What you have to do
Where a line in the listing contains the string "subtitle", copy that line out.

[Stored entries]
****************************************

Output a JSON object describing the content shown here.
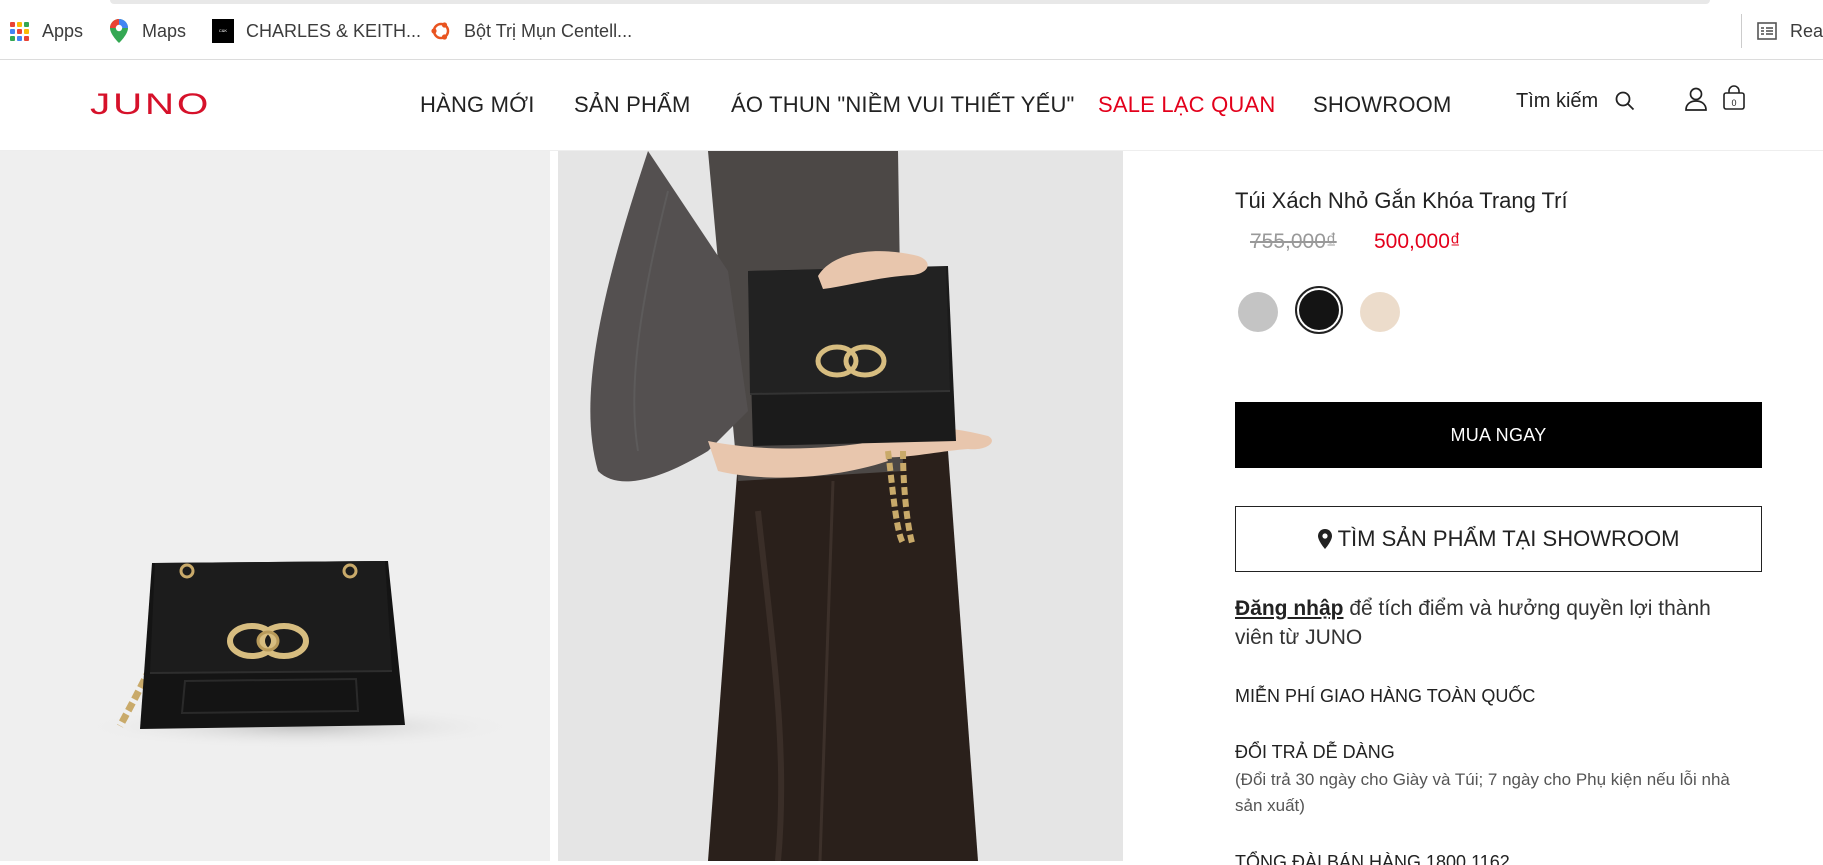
{
  "bookmarks": [
    {
      "label": "Apps",
      "icon": "apps-grid-icon"
    },
    {
      "label": "Maps",
      "icon": "maps-pin-icon"
    },
    {
      "label": "CHARLES & KEITH...",
      "icon": "charles-keith-logo-icon"
    },
    {
      "label": "Bột Trị Mụn Centell...",
      "icon": "ubuntu-logo-icon"
    },
    {
      "label": "Rea",
      "icon": "reading-list-icon"
    }
  ],
  "header": {
    "logo": "JUNO",
    "nav": [
      {
        "label": "HÀNG MỚI"
      },
      {
        "label": "SẢN PHẨM"
      },
      {
        "label": "ÁO THUN \"NIỀM VUI THIẾT YẾU\""
      },
      {
        "label": "SALE LẠC QUAN"
      },
      {
        "label": "SHOWROOM"
      }
    ],
    "search_label": "Tìm kiếm",
    "cart_count": "0"
  },
  "product": {
    "title": "Túi Xách Nhỏ Gắn Khóa Trang Trí",
    "price_old": "755,000₫",
    "price_new": "500,000₫",
    "swatches": [
      {
        "color": "#c4c4c4",
        "selected": false
      },
      {
        "color": "#141414",
        "selected": true
      },
      {
        "color": "#ecdccb",
        "selected": false
      }
    ],
    "buy_label": "MUA NGAY",
    "store_label": "TÌM SẢN PHẨM TẠI SHOWROOM",
    "login_link": "Đăng nhập",
    "login_text": " để tích điểm và hưởng quyền lợi thành viên từ JUNO",
    "shipping": "MIỄN PHÍ GIAO HÀNG TOÀN QUỐC",
    "returns_title": "ĐỔI TRẢ DỄ DÀNG",
    "returns_detail": "(Đổi trả 30 ngày cho Giày và Túi; 7 ngày cho Phụ kiện nếu lỗi nhà sản xuất)",
    "hotline": "TỔNG ĐÀI BÁN HÀNG 1800 1162"
  },
  "colors": {
    "brand_red": "#d6112a",
    "sale_red": "#e3001b",
    "button_black": "#000000"
  }
}
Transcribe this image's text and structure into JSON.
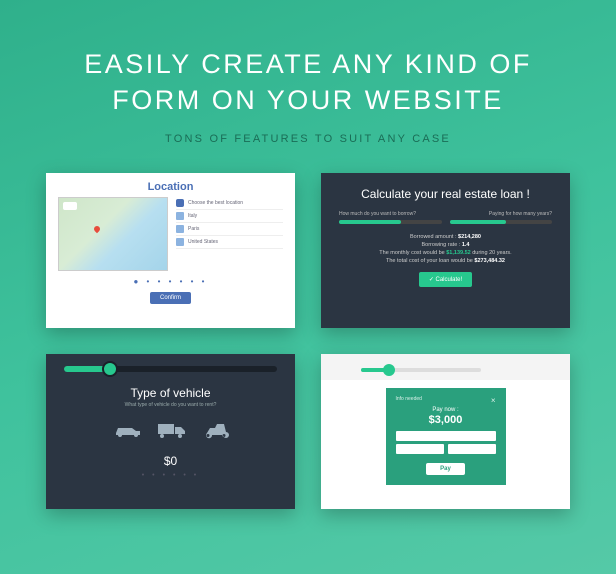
{
  "hero": {
    "title_line1": "EASILY CREATE ANY KIND OF",
    "title_line2": "FORM ON YOUR WEBSITE",
    "subtitle": "TONS OF FEATURES TO SUIT ANY CASE"
  },
  "card1": {
    "title": "Location",
    "items": [
      "Choose the best location",
      "Italy",
      "Paris",
      "United States"
    ],
    "button": "Confirm"
  },
  "card2": {
    "title": "Calculate your real estate loan !",
    "label_left": "How much do you want to borrow?",
    "label_right": "Paying for how many years?",
    "line1_label": "Borrowed amount :",
    "line1_val": "$214,280",
    "line2_label": "Borrowing rate :",
    "line2_val": "1.4",
    "line3_prefix": "The monthly cost would be",
    "line3_accent": "$1,139.52",
    "line3_suffix": "during 20 years.",
    "line4_prefix": "The total cost of your loan would be",
    "line4_val": "$273,484.32",
    "button": "✓ Calculate!"
  },
  "card3": {
    "title": "Type of vehicle",
    "subtitle": "What type of vehicle do you want to rent?",
    "price": "$0"
  },
  "card4": {
    "widget_title": "Info needed",
    "close": "×",
    "pay_now_label": "Pay now :",
    "amount": "$3,000",
    "pay_button": "Pay"
  }
}
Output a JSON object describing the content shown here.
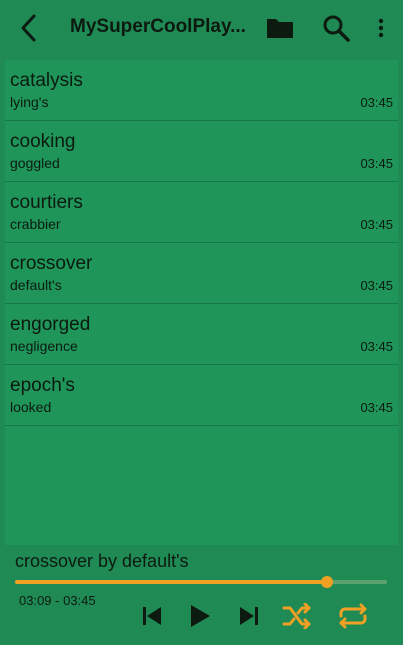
{
  "header": {
    "title": "MySuperCoolPlay..."
  },
  "songs": [
    {
      "title": "catalysis",
      "artist": "lying's",
      "duration": "03:45"
    },
    {
      "title": "cooking",
      "artist": "goggled",
      "duration": "03:45"
    },
    {
      "title": "courtiers",
      "artist": "crabbier",
      "duration": "03:45"
    },
    {
      "title": "crossover",
      "artist": "default's",
      "duration": "03:45"
    },
    {
      "title": "engorged",
      "artist": "negligence",
      "duration": "03:45"
    },
    {
      "title": "epoch's",
      "artist": "looked",
      "duration": "03:45"
    }
  ],
  "player": {
    "now_playing": "crossover by default's",
    "time_text": "03:09 - 03:45",
    "progress": 0.84,
    "accent_color": "#f0a023"
  },
  "icons": [
    "back-arrow-icon",
    "folder-icon",
    "search-icon",
    "more-vert-icon",
    "skip-previous-icon",
    "play-icon",
    "skip-next-icon",
    "shuffle-icon",
    "repeat-icon"
  ]
}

****************************************

Complete output
    "subtitle": "TONS OF FEATURES TO SUIT ANY CASE"
    "subtitle": "What type of vehicle do you want to rent?",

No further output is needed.